**** Records to use

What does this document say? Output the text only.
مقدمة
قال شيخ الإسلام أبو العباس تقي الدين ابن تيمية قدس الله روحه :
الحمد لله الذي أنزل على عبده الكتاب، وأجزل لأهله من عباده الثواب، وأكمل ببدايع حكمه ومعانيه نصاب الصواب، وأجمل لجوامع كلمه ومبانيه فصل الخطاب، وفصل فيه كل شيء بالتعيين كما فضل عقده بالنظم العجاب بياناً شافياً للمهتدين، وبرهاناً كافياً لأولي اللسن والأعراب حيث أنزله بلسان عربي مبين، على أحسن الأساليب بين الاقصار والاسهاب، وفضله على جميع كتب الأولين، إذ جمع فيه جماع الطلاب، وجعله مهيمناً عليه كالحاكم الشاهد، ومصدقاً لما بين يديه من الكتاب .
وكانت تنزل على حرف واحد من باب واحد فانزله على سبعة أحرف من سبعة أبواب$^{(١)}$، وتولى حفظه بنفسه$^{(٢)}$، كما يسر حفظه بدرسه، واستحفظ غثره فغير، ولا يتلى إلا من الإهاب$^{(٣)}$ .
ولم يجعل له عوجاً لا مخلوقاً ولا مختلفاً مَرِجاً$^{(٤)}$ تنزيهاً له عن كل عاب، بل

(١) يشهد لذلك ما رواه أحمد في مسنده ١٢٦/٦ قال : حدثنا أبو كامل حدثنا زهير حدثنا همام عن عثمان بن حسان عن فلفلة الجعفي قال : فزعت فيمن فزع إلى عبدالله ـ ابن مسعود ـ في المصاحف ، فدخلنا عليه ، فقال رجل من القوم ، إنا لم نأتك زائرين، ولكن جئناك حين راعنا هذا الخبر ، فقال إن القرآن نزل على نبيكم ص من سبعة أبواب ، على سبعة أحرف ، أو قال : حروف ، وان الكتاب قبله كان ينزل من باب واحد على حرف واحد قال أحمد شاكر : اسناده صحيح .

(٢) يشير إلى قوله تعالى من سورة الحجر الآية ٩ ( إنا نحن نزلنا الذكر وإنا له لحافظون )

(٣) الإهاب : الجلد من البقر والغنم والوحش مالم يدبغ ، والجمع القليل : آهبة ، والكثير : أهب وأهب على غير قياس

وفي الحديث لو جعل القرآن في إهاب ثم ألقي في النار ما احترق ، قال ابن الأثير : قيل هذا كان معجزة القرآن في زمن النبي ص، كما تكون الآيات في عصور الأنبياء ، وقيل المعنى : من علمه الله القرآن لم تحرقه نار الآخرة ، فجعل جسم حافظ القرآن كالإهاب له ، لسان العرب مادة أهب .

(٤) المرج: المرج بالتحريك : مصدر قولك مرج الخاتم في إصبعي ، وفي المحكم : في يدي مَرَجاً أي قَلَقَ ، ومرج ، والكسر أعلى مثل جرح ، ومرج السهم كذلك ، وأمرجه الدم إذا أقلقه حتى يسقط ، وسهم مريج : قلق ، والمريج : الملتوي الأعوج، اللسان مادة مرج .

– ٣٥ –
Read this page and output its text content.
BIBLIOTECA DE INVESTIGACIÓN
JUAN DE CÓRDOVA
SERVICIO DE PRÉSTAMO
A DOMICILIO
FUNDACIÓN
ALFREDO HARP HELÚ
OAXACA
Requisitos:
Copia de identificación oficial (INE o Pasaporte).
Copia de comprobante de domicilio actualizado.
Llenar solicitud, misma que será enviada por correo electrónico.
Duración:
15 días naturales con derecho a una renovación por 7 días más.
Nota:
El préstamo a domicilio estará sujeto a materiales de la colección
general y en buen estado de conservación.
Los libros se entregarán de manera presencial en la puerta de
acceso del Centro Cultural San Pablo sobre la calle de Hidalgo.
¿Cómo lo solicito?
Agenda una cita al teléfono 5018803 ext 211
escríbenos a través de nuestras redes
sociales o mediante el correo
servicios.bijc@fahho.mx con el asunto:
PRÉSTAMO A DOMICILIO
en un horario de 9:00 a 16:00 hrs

********

_Set problem_
Find the line that contains "Read this page and output its text content." in the listing above. Retype it and every line after it up to the last, exactly, and nothing else.

_Solved problem_
Read this page and output its text content.
BIBLIOTECA DE INVESTIGACIÓN
JUAN DE CÓRDOVA
SERVICIO DE PRÉSTAMO
A DOMICILIO
FUNDACIÓN
ALFREDO HARP HELÚ
OAXACA
Requisitos:
Copia de identificación oficial (INE o Pasaporte).
Copia de comprobante de domicilio actualizado.
Llenar solicitud, misma que será enviada por correo electrónico.
Duración:
15 días naturales con derecho a una renovación por 7 días más.
Nota:
El préstamo a domicilio estará sujeto a materiales de la colección
general y en buen estado de conservación.
Los libros se entregarán de manera presencial en la puerta de
acceso del Centro Cultural San Pablo sobre la calle de Hidalgo.
¿Cómo lo solicito?
Agenda una cita al teléfono 5018803 ext 211
escríbenos a través de nuestras redes
sociales o mediante el correo
servicios.bijc@fahho.mx con el asunto:
PRÉSTAMO A DOMICILIO
en un horario de 9:00 a 16:00 hrs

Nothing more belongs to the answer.